### Passage

This is because the existing VMs may/are not associated with any cloud, and they were initially created at the Microsoft “virtualization layer”, not the Microsoft “cloud layer”. This is despite the fact the “cloud” when it was defined was pointed at an existing cluster of Hyper-V Hosts. To fix this problem, on the properties of each VM, you need to right-click and adjust the properties. Under the “General” tab and the “cloud” entry:
This has the effect of moving the VM(s) into the scope of the cloud, and thus enabling the “Enable Replication” option.
One tricky problem I had was the existing Windows Hyper-V Replica settings I had previously configured before touching the Azure HRM. As you might recall from my previous post there’s a quite a significant clean-up process required if you disable Hyper-V Replica on the properties of a VM. Stale and orphaned objects in SCVMM, Hyper-V Manager and Failover Manager need to be cleaned out to return the VM to state before replication was enabled. I was hoping the all-new integration with SCVMM would make this simpler. But it seems despite repeated attempts to clean out my previous administration, SCVMM was convinced Hyper-V Replica was enabled elsewhere. But it wasn’t.

### Requests
**A)** List the tools the passage about VM replication names as holding stale and orphaned objects that must be cleaned out after Hyper-V Replica is disabled.
**B)** Write the next part of the passage about VM replication, picking up after its final sentence.

### Given data
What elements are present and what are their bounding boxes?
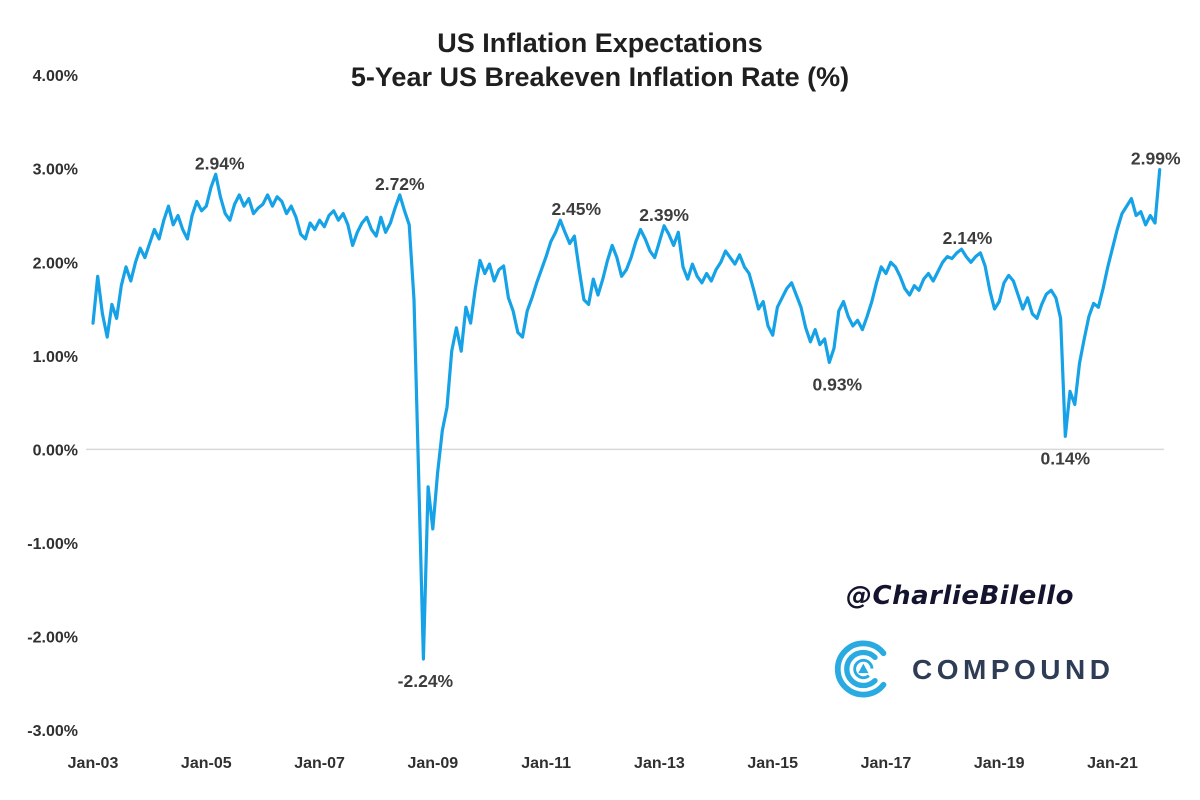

### Results in order
**A)** SCVMM, Hyper-V Manager, Failover Manager

**B)**
Note: On a “clean” Hyper-V machine that had never been protected before this message did not appear. So it looks if I hadn’t successfully cleaned up my previous experiments with Windows Hyper-V Replicas.
Undeterred I went and acknowledged the warning and clicked yes. The job did complete, although SCVMM gives little information about the progress of the replication itself. I was going to say “surprisingly little”. But as time goes using SCVMM nothing surprises me anymore. Things are becoming depressingly familiar. You could say my normally high expectations are being slowly eroded and ground down by Microsoft technology. In fairness to Microsoft you can right-click the VM, and check its replication status like so:
Once this first initial replication has completed, the replicated objects do appear in the target SCVMM environment, in my case – the New York VMs have appeared in the New Jersey cloud.
Additionally, the Azure HRM does show the total number of VMs protected in the “Dashboard” view, together with a list of VM names in “Protected Items, +Vault Name, +Virtual Machines” View
Using Azure Hyper-V Recovery Manager
Azure HRM really has very simple features currently – a basic test and failover of an individual VM on an ad hoc basis, and the ability to create what Microsoft calls a “Recovery Plan”. The basic functionality is little more than what you get with Windows Hyper-V Replicas on their own when controlled by Hyper-V Manager. In other words no orchestration or recovery plan to speak off. It’s really the second feature of “recovery plans”, that I think most Microsoft customers might be most interested in. It’s interesting that most of the official online documentation totally ignores this basic functionality I guess because it’s pretty much of no use in most production environments.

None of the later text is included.